Extracted data entries:
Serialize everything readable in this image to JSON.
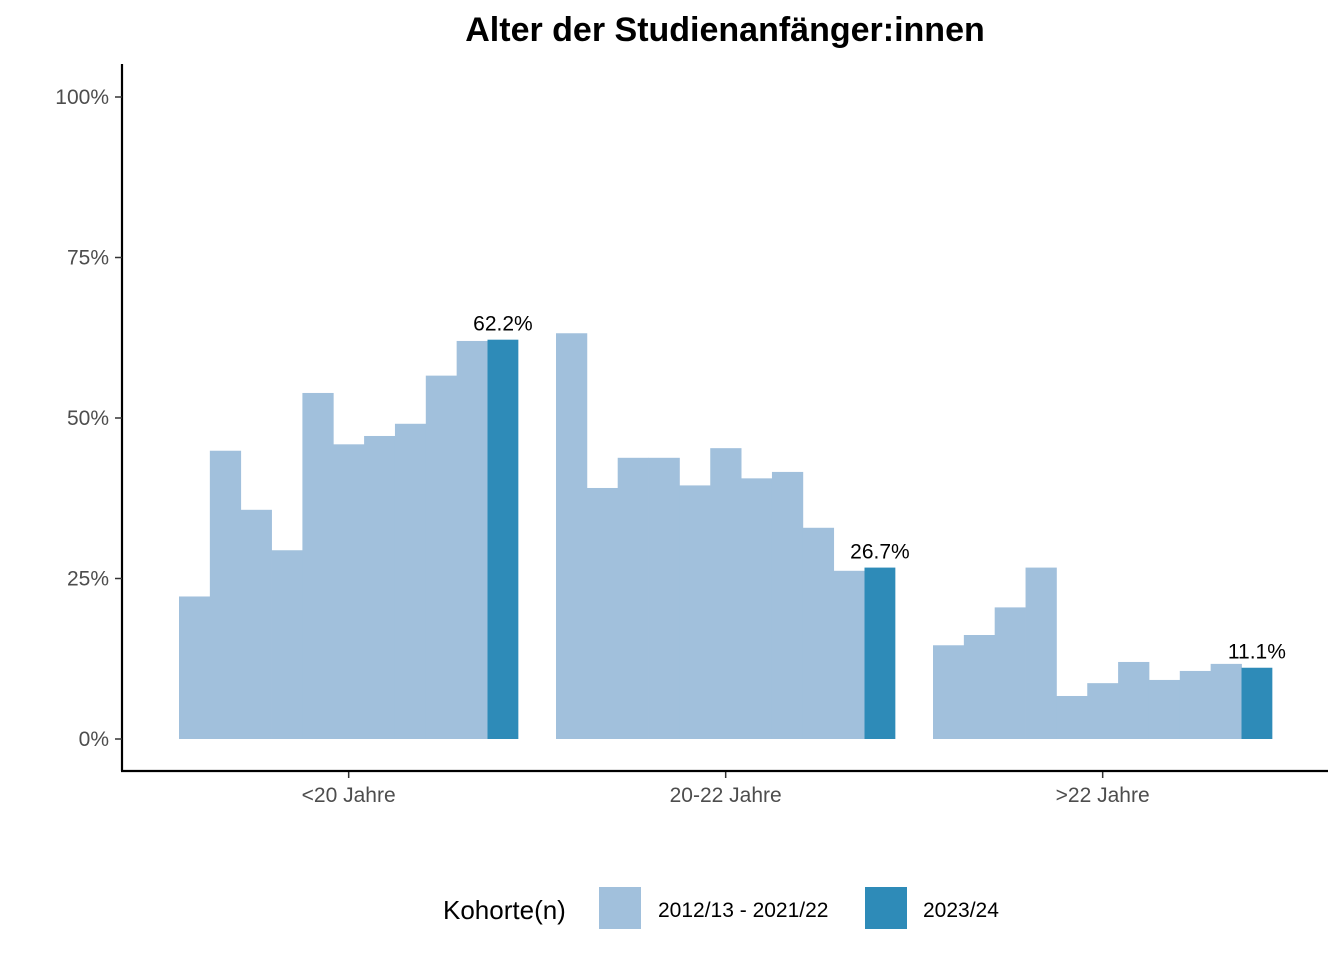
{
  "chart_data": {
    "type": "bar",
    "title": "Alter der Studienanfänger:innen",
    "xlabel": "",
    "ylabel": "",
    "ylim": [
      -0.05,
      1.05
    ],
    "y_ticks": [
      0,
      0.25,
      0.5,
      0.75,
      1.0
    ],
    "y_tick_labels": [
      "0%",
      "25%",
      "50%",
      "75%",
      "100%"
    ],
    "grid": false,
    "legend_position": "bottom",
    "colors": {
      "history": "#a1c0dc",
      "current": "#2e8bb8",
      "axis": "#000000"
    },
    "categories": [
      "<20 Jahre",
      "20-22 Jahre",
      ">22 Jahre"
    ],
    "series": [
      {
        "name": "2012/13 - 2021/22",
        "values_per_category": [
          [
            0.222,
            0.449,
            0.357,
            0.294,
            0.539,
            0.459,
            0.472,
            0.491,
            0.566,
            0.62
          ],
          [
            0.632,
            0.391,
            0.438,
            0.438,
            0.395,
            0.453,
            0.406,
            0.416,
            0.329,
            0.262
          ],
          [
            0.146,
            0.162,
            0.205,
            0.267,
            0.067,
            0.087,
            0.12,
            0.092,
            0.106,
            0.117
          ]
        ]
      },
      {
        "name": "2023/24",
        "values": [
          0.622,
          0.267,
          0.111
        ],
        "value_labels": [
          "62.2%",
          "26.7%",
          "11.1%"
        ]
      }
    ]
  },
  "legend": {
    "title": "Kohorte(n)",
    "items": [
      {
        "label": "2012/13 - 2021/22",
        "color": "#a1c0dc"
      },
      {
        "label": "2023/24",
        "color": "#2e8bb8"
      }
    ]
  }
}
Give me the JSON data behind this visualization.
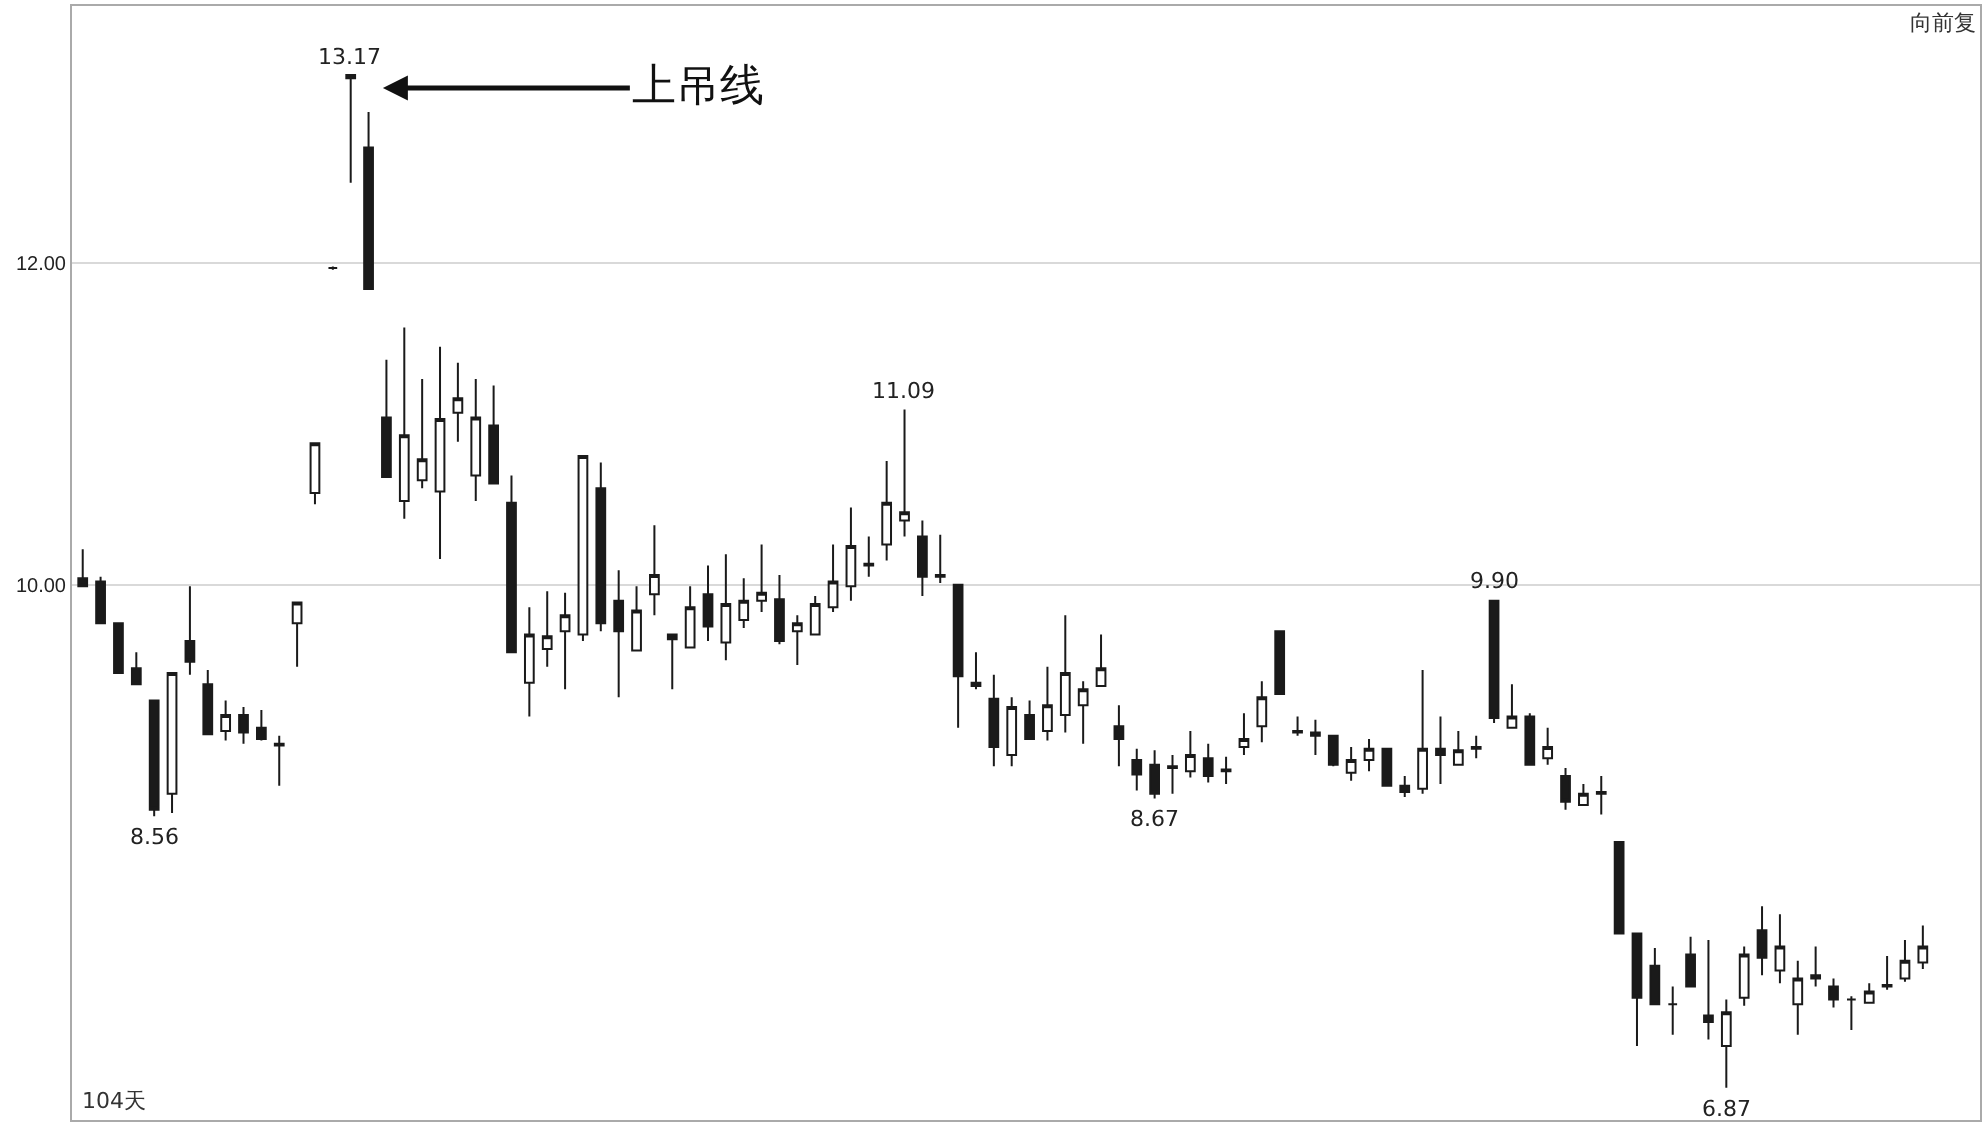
{
  "chart_data": {
    "type": "candlestick",
    "categories": [
      null,
      null,
      null,
      null,
      null,
      null,
      null,
      null,
      null,
      null,
      null,
      null,
      null,
      null,
      null,
      null,
      null,
      null,
      null,
      null,
      null,
      null,
      null,
      null,
      null,
      null,
      null,
      null,
      null,
      null,
      null,
      null,
      null,
      null,
      null,
      null,
      null,
      null,
      null,
      null,
      null,
      null,
      null,
      null,
      null,
      null,
      null,
      null,
      null,
      null,
      null,
      null,
      null,
      null,
      null,
      null,
      null,
      null,
      null,
      null,
      null,
      null,
      null,
      null,
      null,
      null,
      null,
      null,
      null,
      null,
      null,
      null,
      null,
      null,
      null,
      null,
      null,
      null,
      null,
      null,
      null,
      null,
      null,
      null,
      null,
      null,
      null,
      null,
      null,
      null,
      null,
      null,
      null,
      null,
      null,
      null,
      null,
      null,
      null,
      null,
      null,
      null,
      null,
      null
    ],
    "ohlc": [
      [
        10.04,
        10.22,
        9.99,
        9.99
      ],
      [
        10.02,
        10.05,
        9.76,
        9.76
      ],
      [
        9.76,
        9.76,
        9.45,
        9.45
      ],
      [
        9.48,
        9.58,
        9.38,
        9.38
      ],
      [
        9.28,
        9.28,
        8.56,
        8.6
      ],
      [
        8.7,
        9.45,
        8.58,
        9.45
      ],
      [
        9.65,
        9.99,
        9.44,
        9.52
      ],
      [
        9.38,
        9.47,
        9.07,
        9.07
      ],
      [
        9.09,
        9.28,
        9.03,
        9.19
      ],
      [
        9.19,
        9.24,
        9.01,
        9.08
      ],
      [
        9.11,
        9.22,
        9.03,
        9.04
      ],
      [
        9.01,
        9.06,
        8.75,
        9.0
      ],
      [
        9.76,
        9.89,
        9.49,
        9.89
      ],
      [
        10.57,
        10.88,
        10.5,
        10.88
      ],
      [
        11.97,
        11.98,
        11.96,
        11.97
      ],
      [
        13.15,
        13.17,
        12.5,
        13.17
      ],
      [
        12.72,
        12.94,
        11.84,
        11.84
      ],
      [
        11.04,
        11.4,
        10.67,
        10.67
      ],
      [
        10.52,
        11.6,
        10.41,
        10.93
      ],
      [
        10.65,
        11.28,
        10.6,
        10.78
      ],
      [
        10.58,
        11.48,
        10.16,
        11.03
      ],
      [
        11.07,
        11.38,
        10.89,
        11.16
      ],
      [
        10.68,
        11.28,
        10.52,
        11.04
      ],
      [
        10.99,
        11.24,
        10.63,
        10.63
      ],
      [
        10.51,
        10.68,
        9.58,
        9.58
      ],
      [
        9.39,
        9.86,
        9.18,
        9.69
      ],
      [
        9.6,
        9.96,
        9.49,
        9.68
      ],
      [
        9.71,
        9.95,
        9.35,
        9.81
      ],
      [
        9.69,
        10.8,
        9.65,
        10.8
      ],
      [
        10.6,
        10.76,
        9.71,
        9.76
      ],
      [
        9.9,
        10.09,
        9.3,
        9.71
      ],
      [
        9.59,
        9.99,
        9.59,
        9.84
      ],
      [
        9.94,
        10.37,
        9.81,
        10.06
      ],
      [
        9.69,
        9.69,
        9.35,
        9.66
      ],
      [
        9.61,
        9.99,
        9.61,
        9.86
      ],
      [
        9.94,
        10.12,
        9.65,
        9.74
      ],
      [
        9.64,
        10.19,
        9.53,
        9.88
      ],
      [
        9.78,
        10.04,
        9.73,
        9.9
      ],
      [
        9.9,
        10.25,
        9.83,
        9.95
      ],
      [
        9.91,
        10.06,
        9.63,
        9.65
      ],
      [
        9.71,
        9.81,
        9.5,
        9.76
      ],
      [
        9.69,
        9.93,
        9.69,
        9.88
      ],
      [
        9.86,
        10.25,
        9.83,
        10.02
      ],
      [
        9.99,
        10.48,
        9.9,
        10.24
      ],
      [
        10.12,
        10.3,
        10.05,
        10.13
      ],
      [
        10.25,
        10.77,
        10.15,
        10.51
      ],
      [
        10.4,
        11.09,
        10.3,
        10.45
      ],
      [
        10.3,
        10.4,
        9.93,
        10.05
      ],
      [
        10.06,
        10.31,
        10.01,
        10.05
      ],
      [
        10.0,
        10.0,
        9.11,
        9.43
      ],
      [
        9.39,
        9.58,
        9.35,
        9.37
      ],
      [
        9.29,
        9.44,
        8.87,
        8.99
      ],
      [
        8.94,
        9.3,
        8.87,
        9.24
      ],
      [
        9.19,
        9.28,
        9.04,
        9.04
      ],
      [
        9.09,
        9.49,
        9.03,
        9.25
      ],
      [
        9.19,
        9.81,
        9.08,
        9.45
      ],
      [
        9.25,
        9.4,
        9.01,
        9.35
      ],
      [
        9.37,
        9.69,
        9.37,
        9.48
      ],
      [
        9.12,
        9.25,
        8.87,
        9.04
      ],
      [
        8.91,
        8.98,
        8.72,
        8.82
      ],
      [
        8.88,
        8.97,
        8.67,
        8.7
      ],
      [
        8.86,
        8.94,
        8.7,
        8.87
      ],
      [
        8.84,
        9.09,
        8.8,
        8.94
      ],
      [
        8.92,
        9.01,
        8.77,
        8.81
      ],
      [
        8.84,
        8.93,
        8.76,
        8.85
      ],
      [
        8.99,
        9.2,
        8.94,
        9.04
      ],
      [
        9.12,
        9.4,
        9.02,
        9.3
      ],
      [
        9.71,
        9.71,
        9.32,
        9.32
      ],
      [
        9.09,
        9.18,
        9.06,
        9.08
      ],
      [
        9.08,
        9.16,
        8.94,
        9.06
      ],
      [
        9.06,
        9.06,
        8.87,
        8.88
      ],
      [
        8.83,
        8.99,
        8.78,
        8.91
      ],
      [
        8.91,
        9.04,
        8.84,
        8.98
      ],
      [
        8.98,
        8.98,
        8.75,
        8.75
      ],
      [
        8.75,
        8.81,
        8.68,
        8.71
      ],
      [
        8.73,
        9.47,
        8.7,
        8.98
      ],
      [
        8.98,
        9.18,
        8.76,
        8.94
      ],
      [
        8.88,
        9.09,
        8.88,
        8.97
      ],
      [
        8.98,
        9.06,
        8.92,
        8.99
      ],
      [
        9.9,
        9.9,
        9.14,
        9.17
      ],
      [
        9.11,
        9.38,
        9.11,
        9.18
      ],
      [
        9.18,
        9.2,
        8.88,
        8.88
      ],
      [
        8.92,
        9.11,
        8.88,
        8.99
      ],
      [
        8.81,
        8.86,
        8.6,
        8.65
      ],
      [
        8.63,
        8.76,
        8.63,
        8.7
      ],
      [
        8.7,
        8.81,
        8.57,
        8.71
      ],
      [
        8.4,
        8.4,
        7.83,
        7.83
      ],
      [
        7.83,
        7.83,
        7.13,
        7.43
      ],
      [
        7.63,
        7.74,
        7.39,
        7.39
      ],
      [
        7.39,
        7.5,
        7.2,
        7.39
      ],
      [
        7.7,
        7.81,
        7.5,
        7.5
      ],
      [
        7.32,
        7.79,
        7.17,
        7.28
      ],
      [
        7.13,
        7.42,
        6.87,
        7.34
      ],
      [
        7.43,
        7.75,
        7.38,
        7.7
      ],
      [
        7.85,
        8.0,
        7.57,
        7.68
      ],
      [
        7.6,
        7.95,
        7.52,
        7.75
      ],
      [
        7.39,
        7.66,
        7.2,
        7.55
      ],
      [
        7.55,
        7.75,
        7.5,
        7.57
      ],
      [
        7.5,
        7.55,
        7.37,
        7.42
      ],
      [
        7.42,
        7.44,
        7.23,
        7.42
      ],
      [
        7.4,
        7.52,
        7.4,
        7.47
      ],
      [
        7.5,
        7.69,
        7.48,
        7.51
      ],
      [
        7.55,
        7.79,
        7.53,
        7.66
      ],
      [
        7.65,
        7.88,
        7.61,
        7.75
      ]
    ],
    "ylim": [
      6.67,
      13.6
    ],
    "yticks": [
      {
        "value": 10,
        "label": "10.00"
      },
      {
        "value": 12,
        "label": "12.00"
      }
    ],
    "grid": "y",
    "tick_labels": "y",
    "annotations": [
      {
        "text": "13.17",
        "y": 13.17
      },
      {
        "text": "11.09",
        "y": 11.09
      },
      {
        "text": "9.90",
        "y": 9.9
      },
      {
        "text": "8.56",
        "y": 8.56
      },
      {
        "text": "8.67",
        "y": 8.67
      },
      {
        "text": "6.87",
        "y": 6.87
      },
      "上吊线",
      "向前复",
      "104天"
    ]
  }
}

Your goal: Return each line among the entries that holds the word "text".

Exercise solution:
        "text": "13.17",
        "text": "11.09",
        "text": "9.90",
        "text": "8.56",
        "text": "8.67",
        "text": "6.87",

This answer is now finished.